(Stored records)
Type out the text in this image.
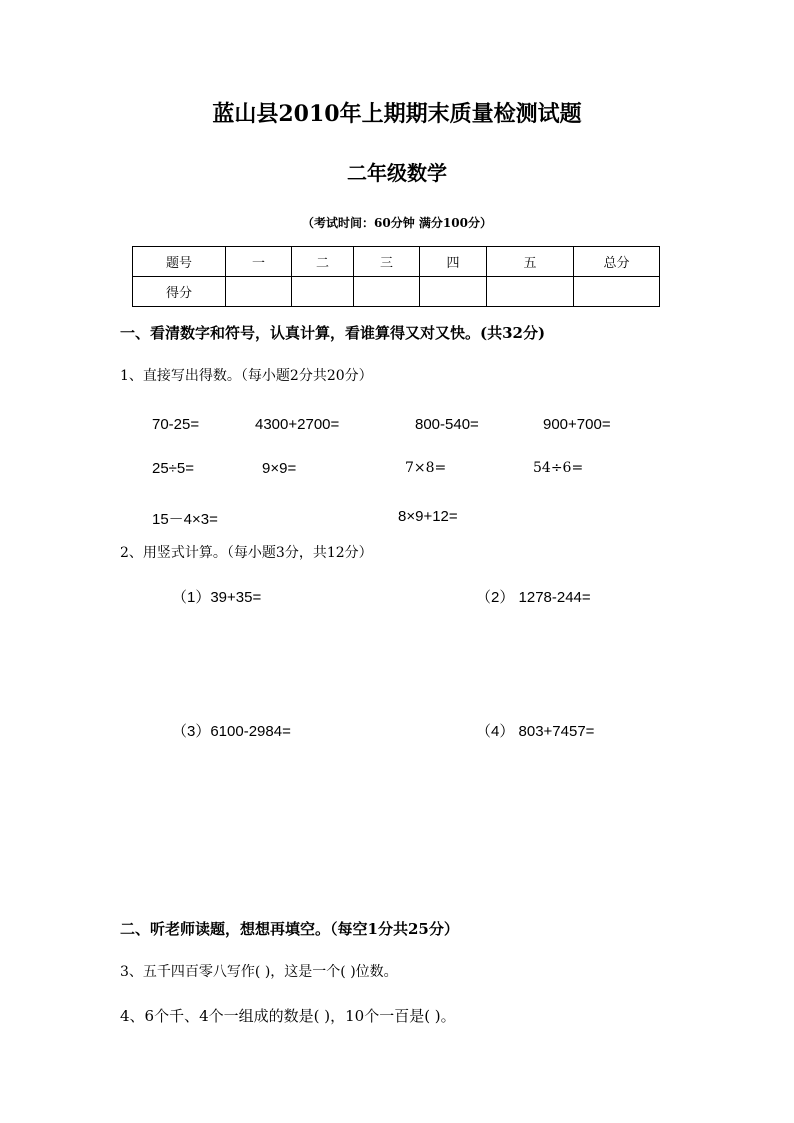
蓝山县2010年上期期末质量检测试题
二年级数学
（考试时间：60分钟 满分100分）
题号	一	二	三	四	五	总分
得分						
一、看清数字和符号，认真计算，看谁算得又对又快。(共32分)
1、直接写出得数。（每小题2分共20分）
70-25=	4300+2700=	800-540=	900+700=
25÷5=	9×9=	7×8=	54÷6=
15－4×3=	8×9+12=
2、用竖式计算。（每小题3分，共12分）
（1）39+35=	（2） 1278-244=
（3）6100-2984=	（4） 803+7457=
二、听老师读题，想想再填空。（每空1分共25分）
3、五千四百零八写作( )，这是一个( )位数。
4、6个千、4个一组成的数是( )，10个一百是( )。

§ **GIVEN INSTRUCTION**: Make an exact reproduction of the listing above, without any pictures.

§ **THE ANSWER**:
Type out the text in this image.
蓝山县2010年上期期末质量检测试题
二年级数学
（考试时间：60分钟 满分100分）
题号	一	二	三	四	五	总分
得分						
一、看清数字和符号，认真计算，看谁算得又对又快。(共32分)
1、直接写出得数。（每小题2分共20分）
70-25=	4300+2700=	800-540=	900+700=
25÷5=	9×9=	7×8=	54÷6=
15－4×3=	8×9+12=
2、用竖式计算。（每小题3分，共12分）
（1）39+35=	（2） 1278-244=
（3）6100-2984=	（4） 803+7457=
二、听老师读题，想想再填空。（每空1分共25分）
3、五千四百零八写作( )，这是一个( )位数。
4、6个千、4个一组成的数是( )，10个一百是( )。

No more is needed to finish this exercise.